_Set exercise_. Below are some records. Copy every line in them that holds "eingeschaltet".

_Dataset records_.
_ _ _ _ _ _ _

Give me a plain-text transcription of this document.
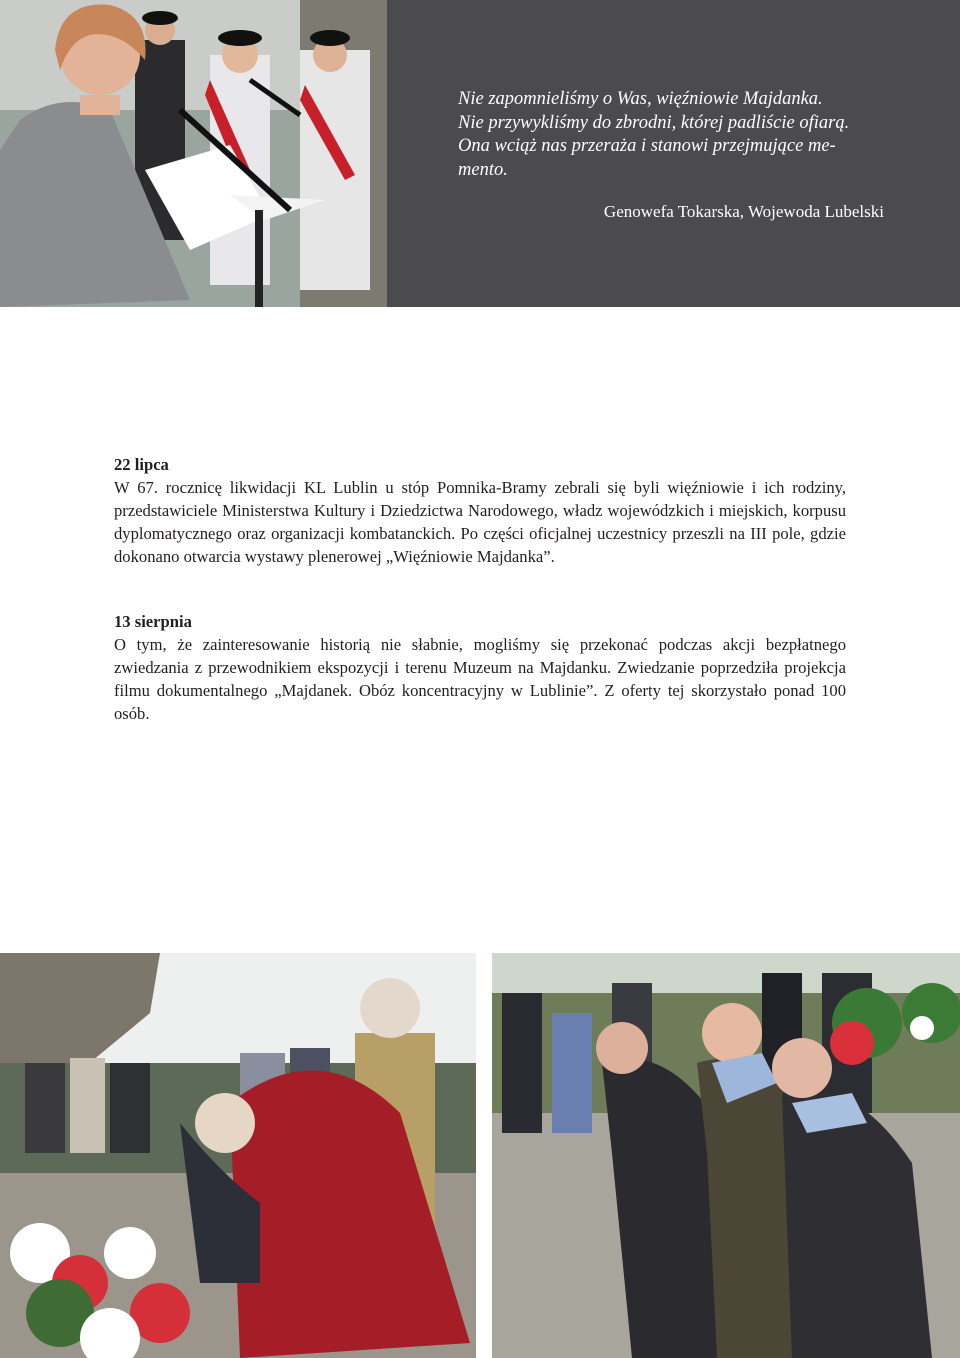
Nie zapomnieliśmy o Was, więźniowie Majdanka.
Nie przywykliśmy do zbrodni, której padliście ofiarą.
Ona wciąż nas przeraża i stanowi przejmujące me-
mento.
Genowefa Tokarska, Wojewoda Lubelski
22 lipca
W 67. rocznicę likwidacji KL Lublin u stóp Pomnika-Bramy zebrali się byli więźniowie i ich rodziny, przedstawiciele Ministerstwa Kultury i Dziedzictwa Narodowego, władz wojewódzkich i miejskich, korpusu dyplomatycznego oraz organizacji kombatanckich. Po części oficjalnej uczestnicy przeszli na III pole, gdzie dokonano otwarcia wystawy plenerowej „Więźniowie Majdanka”.
13 sierpnia
O tym, że zainteresowanie historią nie słabnie, mogliśmy się przekonać podczas akcji bezpłatnego zwiedzania z przewodnikiem ekspozycji i terenu Muzeum na Majdanku. Zwiedzanie poprzedziła projekcja filmu dokumentalnego „Majdanek. Obóz koncentracyjny w Lublinie”. Z oferty tej skorzystało ponad 100 osób.
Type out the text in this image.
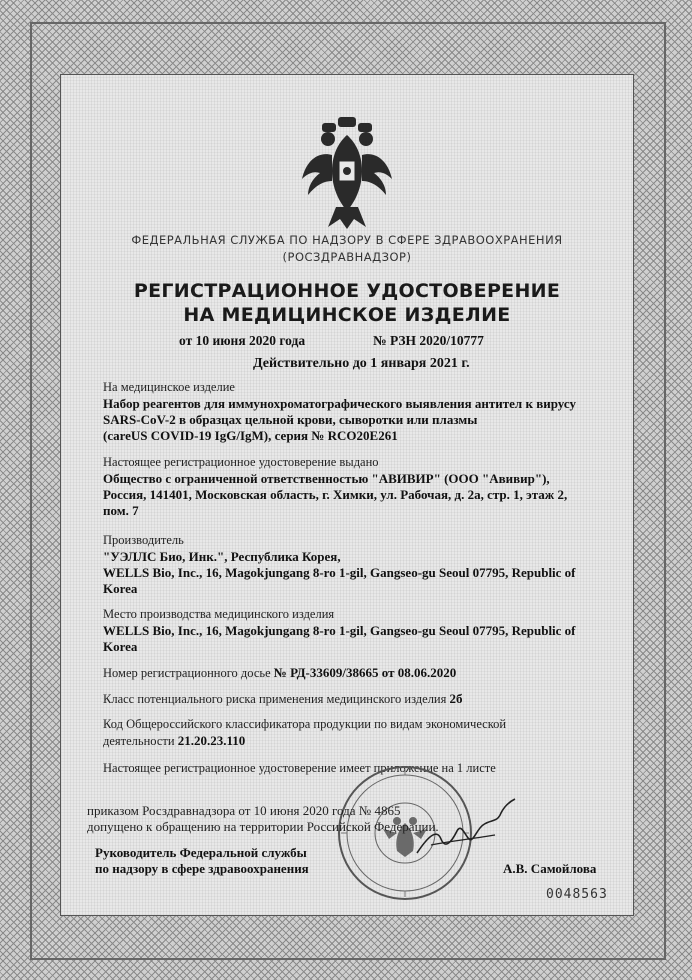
ФЕДЕРАЛЬНАЯ СЛУЖБА ПО НАДЗОРУ В СФЕРЕ ЗДРАВООХРАНЕНИЯ
(РОСЗДРАВНАДЗОР)
РЕГИСТРАЦИОННОЕ УДОСТОВЕРЕНИЕ
НА МЕДИЦИНСКОЕ ИЗДЕЛИЕ
от 10 июня 2020 года	№ РЗН 2020/10777
Действительно до 1 января 2021 г.
На медицинское изделие
Набор реагентов для иммунохроматографического выявления антител к вирусу
SARS-CoV-2 в образцах цельной крови, сыворотки или плазмы
(careUS COVID-19 IgG/IgM), серия № RCO20E261
Настоящее регистрационное удостоверение выдано
Общество с ограниченной ответственностью "АВИВИР" (ООО "Авивир"),
Россия, 141401, Московская область, г. Химки, ул. Рабочая, д. 2а, стр. 1, этаж 2,
пом. 7
Производитель
"УЭЛЛС Био, Инк.", Республика Корея,
WELLS Bio, Inc., 16, Magokjungang 8-ro 1-gil, Gangseo-gu Seoul 07795, Republic of
Korea
Место производства медицинского изделия
WELLS Bio, Inc., 16, Magokjungang 8-ro 1-gil, Gangseo-gu Seoul 07795, Republic of
Korea
Номер регистрационного досье № РД-33609/38665 от 08.06.2020
Класс потенциального риска применения медицинского изделия 2б
Код Общероссийского классификатора продукции по видам экономической
деятельности 21.20.23.110
Настоящее регистрационное удостоверение имеет приложение на 1 листе
приказом Росздравнадзора от 10 июня 2020 года № 4865
допущено к обращению на территории Российской Федерации.
Руководитель Федеральной службы
по надзору в сфере здравоохранения	А.В. Самойлова
0048563
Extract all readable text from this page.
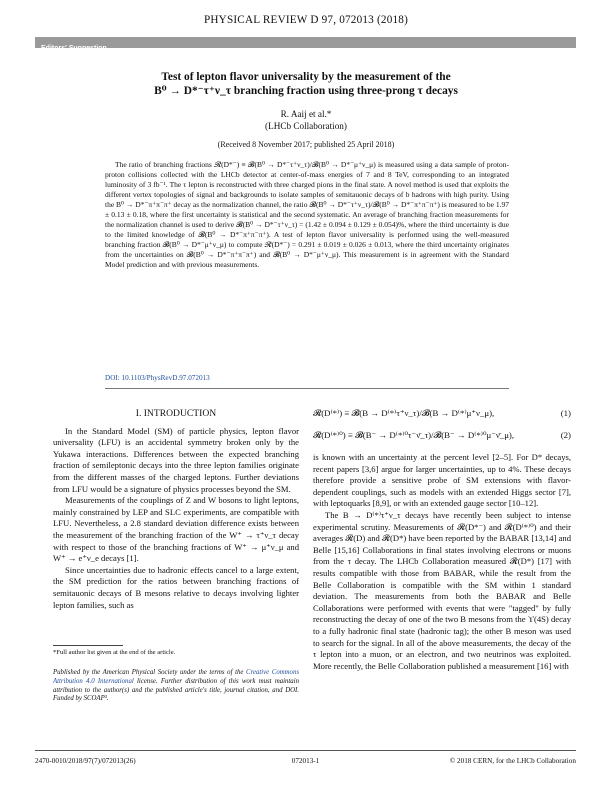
PHYSICAL REVIEW D 97, 072013 (2018)
Editors' Suggestion
Test of lepton flavor universality by the measurement of the
B⁰ → D*⁻τ⁺ν_τ branching fraction using three-prong τ decays
R. Aaij et al.*
(LHCb Collaboration)
(Received 8 November 2017; published 25 April 2018)

The ratio of branching fractions 𝓡(D*⁻) ≡ 𝓑(B⁰ → D*⁻τ⁺ν_τ)/𝓑(B⁰ → D*⁻μ⁺ν_μ) is measured using a data sample of proton-proton collisions collected with the LHCb detector at center-of-mass energies of 7 and 8 TeV, corresponding to an integrated luminosity of 3 fb⁻¹. The τ lepton is reconstructed with three charged pions in the final state. A novel method is used that exploits the different vertex topologies of signal and backgrounds to isolate samples of semitauonic decays of b hadrons with high purity. Using the B⁰ → D*⁻π⁺π⁻π⁺ decay as the normalization channel, the ratio 𝓑(B⁰ → D*⁻τ⁺ν_τ)/𝓑(B⁰ → D*⁻π⁺π⁻π⁺) is measured to be 1.97 ± 0.13 ± 0.18, where the first uncertainty is statistical and the second systematic. An average of branching fraction measurements for the normalization channel is used to derive 𝓑(B⁰ → D*⁻τ⁺ν_τ) = (1.42 ± 0.094 ± 0.129 ± 0.054)%, where the third uncertainty is due to the limited knowledge of 𝓑(B⁰ → D*⁻π⁺π⁻π⁺). A test of lepton flavor universality is performed using the well-measured branching fraction 𝓑(B⁰ → D*⁻μ⁺ν_μ) to compute 𝓡(D*⁻) = 0.291 ± 0.019 ± 0.026 ± 0.013, where the third uncertainty originates from the uncertainties on 𝓑(B⁰ → D*⁻π⁺π⁻π⁺) and 𝓑(B⁰ → D*⁻μ⁺ν_μ). This measurement is in agreement with the Standard Model prediction and with previous measurements.

DOI: 10.1103/PhysRevD.97.072013
I. INTRODUCTION

In the Standard Model (SM) of particle physics, lepton flavor universality (LFU) is an accidental symmetry broken only by the Yukawa interactions. Differences between the expected branching fraction of semileptonic decays into the three lepton families originate from the different masses of the charged leptons. Further deviations from LFU would be a signature of physics processes beyond the SM.

Measurements of the couplings of Z and W bosons to light leptons, mainly constrained by LEP and SLC experiments, are compatible with LFU. Nevertheless, a 2.8 standard deviation difference exists between the measurement of the branching fraction of the W⁺ → τ⁺ν_τ decay with respect to those of the branching fractions of W⁺ → μ⁺ν_μ and W⁺ → e⁺ν_e decays [1].

Since uncertainties due to hadronic effects cancel to a large extent, the SM prediction for the ratios between branching fractions of semitauonic decays of B mesons relative to decays involving lighter lepton families, such as

𝓡(D⁽*⁾) ≡ 𝓑(B → D⁽*⁾τ⁺ν_τ)/𝓑(B → D⁽*⁾μ⁺ν_μ),	(1)
𝓡(D⁽*⁾⁰) ≡ 𝓑(B⁻ → D⁽*⁾⁰τ⁻ν̄_τ)/𝓑(B⁻ → D⁽*⁾⁰μ⁻ν̄_μ),	(2)

is known with an uncertainty at the percent level [2–5]. For D* decays, recent papers [3,6] argue for larger uncertainties, up to 4%. These decays therefore provide a sensitive probe of SM extensions with flavor-dependent couplings, such as models with an extended Higgs sector [7], with leptoquarks [8,9], or with an extended gauge sector [10–12].

The B → D⁽*⁾τ⁺ν_τ decays have recently been subject to intense experimental scrutiny. Measurements of 𝓡(D*⁻) and 𝓡(D⁽*⁾⁰) and their averages 𝓡(D) and 𝓡(D*) have been reported by the BABAR [13,14] and Belle [15,16] Collaborations in final states involving electrons or muons from the τ decay. The LHCb Collaboration measured 𝓡(D*) [17] with results compatible with those from BABAR, while the result from the Belle Collaboration is compatible with the SM within 1 standard deviation. The measurements from both the BABAR and Belle Collaborations were performed with events that were "tagged" by fully reconstructing the decay of one of the two B mesons from the ϒ(4S) decay to a fully hadronic final state (hadronic tag); the other B meson was used to search for the signal. In all of the above measurements, the decay of the τ lepton into a muon, or an electron, and two neutrinos was exploited. More recently, the Belle Collaboration published a measurement [16] with

*Full author list given at the end of the article.
Published by the American Physical Society under the terms of the Creative Commons Attribution 4.0 International license. Further distribution of this work must maintain attribution to the author(s) and the published article's title, journal citation, and DOI. Funded by SCOAP³.
2470-0010/2018/97(7)/072013(26)	072013-1	© 2018 CERN, for the LHCb Collaboration
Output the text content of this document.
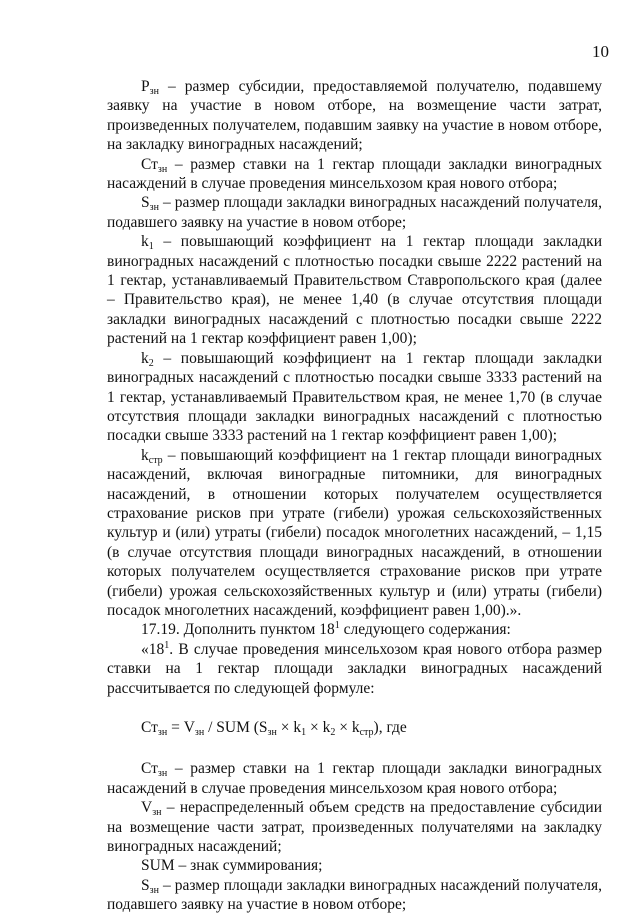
10

$Р_{зн}$ – размер субсидии, предоставляемой получателю, подавшему заявку на участие в новом отборе, на возмещение части затрат, произведенных получателем, подавшим заявку на участие в новом отборе, на закладку виноградных насаждений;

$Ст_{зн}$ – размер ставки на 1 гектар площади закладки виноградных насаждений в случае проведения минсельхозом края нового отбора;

$S_{зн}$ – размер площади закладки виноградных насаждений получателя, подавшего заявку на участие в новом отборе;

$k_1$ – повышающий коэффициент на 1 гектар площади закладки виноградных насаждений с плотностью посадки свыше 2222 растений на 1 гектар, устанавливаемый Правительством Ставропольского края (далее – Правительство края), не менее 1,40 (в случае отсутствия площади закладки виноградных насаждений с плотностью посадки свыше 2222 растений на 1 гектар коэффициент равен 1,00);

$k_2$ – повышающий коэффициент на 1 гектар площади закладки виноградных насаждений с плотностью посадки свыше 3333 растений на 1 гектар, устанавливаемый Правительством края, не менее 1,70 (в случае отсутствия площади закладки виноградных насаждений с плотностью посадки свыше 3333 растений на 1 гектар коэффициент равен 1,00);

$k_{стр}$ – повышающий коэффициент на 1 гектар площади виноградных насаждений, включая виноградные питомники, для виноградных насаждений, в отношении которых получателем осуществляется страхование рисков при утрате (гибели) урожая сельскохозяйственных культур и (или) утраты (гибели) посадок многолетних насаждений, – 1,15 (в случае отсутствия площади виноградных насаждений, в отношении которых получателем осуществляется страхование рисков при утрате (гибели) урожая сельскохозяйственных культур и (или) утраты (гибели) посадок многолетних насаждений, коэффициент равен 1,00).».

17.19. Дополнить пунктом $18^1$ следующего содержания:

«$18^1$. В случае проведения минсельхозом края нового отбора размер ставки на 1 гектар площади закладки виноградных насаждений рассчитывается по следующей формуле:

$Ст_{зн} = V_{зн}$ / SUM $(S_{зн} \times k_1 \times k_2 \times k_{стр})$, где

$Ст_{зн}$ – размер ставки на 1 гектар площади закладки виноградных насаждений в случае проведения минсельхозом края нового отбора;

$V_{зн}$ – нераспределенный объем средств на предоставление субсидии на возмещение части затрат, произведенных получателями на закладку виноградных насаждений;

SUM – знак суммирования;

$S_{зн}$ – размер площади закладки виноградных насаждений получателя, подавшего заявку на участие в новом отборе;
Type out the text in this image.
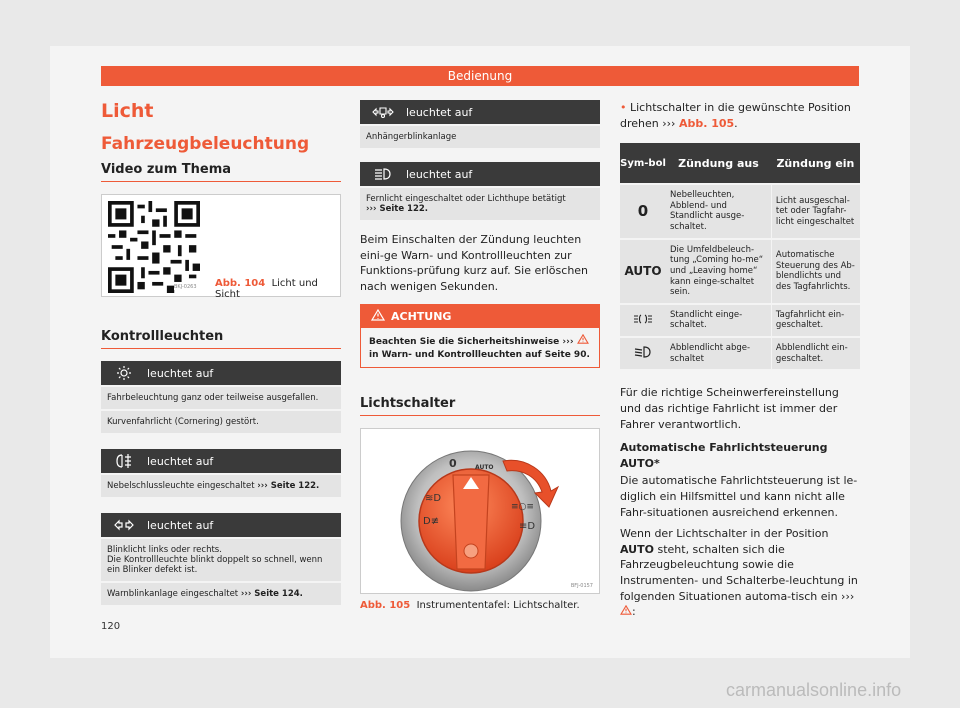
Bedienung
Licht
Fahrzeugbeleuchtung
Video zum Thema
BKJ-0263 Abb. 104 Licht und Sicht
Kontrollleuchten
leuchtet auf
Fahrbeleuchtung ganz oder teilweise ausgefallen.
Kurvenfahrlicht (Cornering) gestört.
leuchtet auf
Nebelschlussleuchte eingeschaltet ››› Seite 122.
leuchtet auf
Blinklicht links oder rechts.
Die Kontrollleuchte blinkt doppelt so schnell, wenn ein Blinker defekt ist.
Warnblinkanlage eingeschaltet ››› Seite 124.
leuchtet auf
Anhängerblinkanlage
leuchtet auf
Fernlicht eingeschaltet oder Lichthupe betätigt
››› Seite 122.

Beim Einschalten der Zündung leuchten eini-ge Warn- und Kontrollleuchten zur Funktions-prüfung kurz auf. Sie erlöschen nach wenigen Sekunden.

ACHTUNG
Beachten Sie die Sicherheitshinweise ›››
in Warn- und Kontrollleuchten auf Seite 90.
Lichtschalter
0	AUTO
≋D
D≢
≡○≡
≡D
BFJ-0157
Abb. 105 Instrumententafel: Lichtschalter.

• Lichtschalter in die gewünschte Position drehen ››› Abb. 105.

Sym-bol	Zündung aus	Zündung ein
0	Nebelleuchten, Abblend- und Standlicht ausge-schaltet.	Licht ausgeschal-tet oder Tagfahr-licht eingeschaltet
AUTO	Die Umfeldbeleuch-tung „Coming ho-me“ und „Leaving home“ kann einge-schaltet sein.	Automatische Steuerung des Ab-blendlichts und des Tagfahrlichts.
	Standlicht einge-schaltet.	Tagfahrlicht ein-geschaltet.
	Abblendlicht abge-schaltet	Abblendlicht ein-geschaltet.

Für die richtige Scheinwerfereinstellung und das richtige Fahrlicht ist immer der Fahrer verantwortlich.

Automatische Fahrlichtsteuerung AUTO*

Die automatische Fahrlichtsteuerung ist le-diglich ein Hilfsmittel und kann nicht alle Fahr-situationen ausreichend erkennen.

Wenn der Lichtschalter in der Position AUTO steht, schalten sich die Fahrzeugbeleuchtung sowie die Instrumenten- und Schalterbe-leuchtung in folgenden Situationen automa-tisch ein ››› :

120
carmanualsonline.info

_ _ _ _ _ _ _

_Finished task_.
Nebelschlussleuchte eingeschaltet ››› Seite 122.
Warnblinkanlage eingeschaltet ››› Seite 124.
Fernlicht eingeschaltet oder Lichthupe betätigt
0	Nebelleuchten, Abblend- und Standlicht ausge-schaltet.	Licht ausgeschal-tet oder Tagfahr-licht eingeschaltet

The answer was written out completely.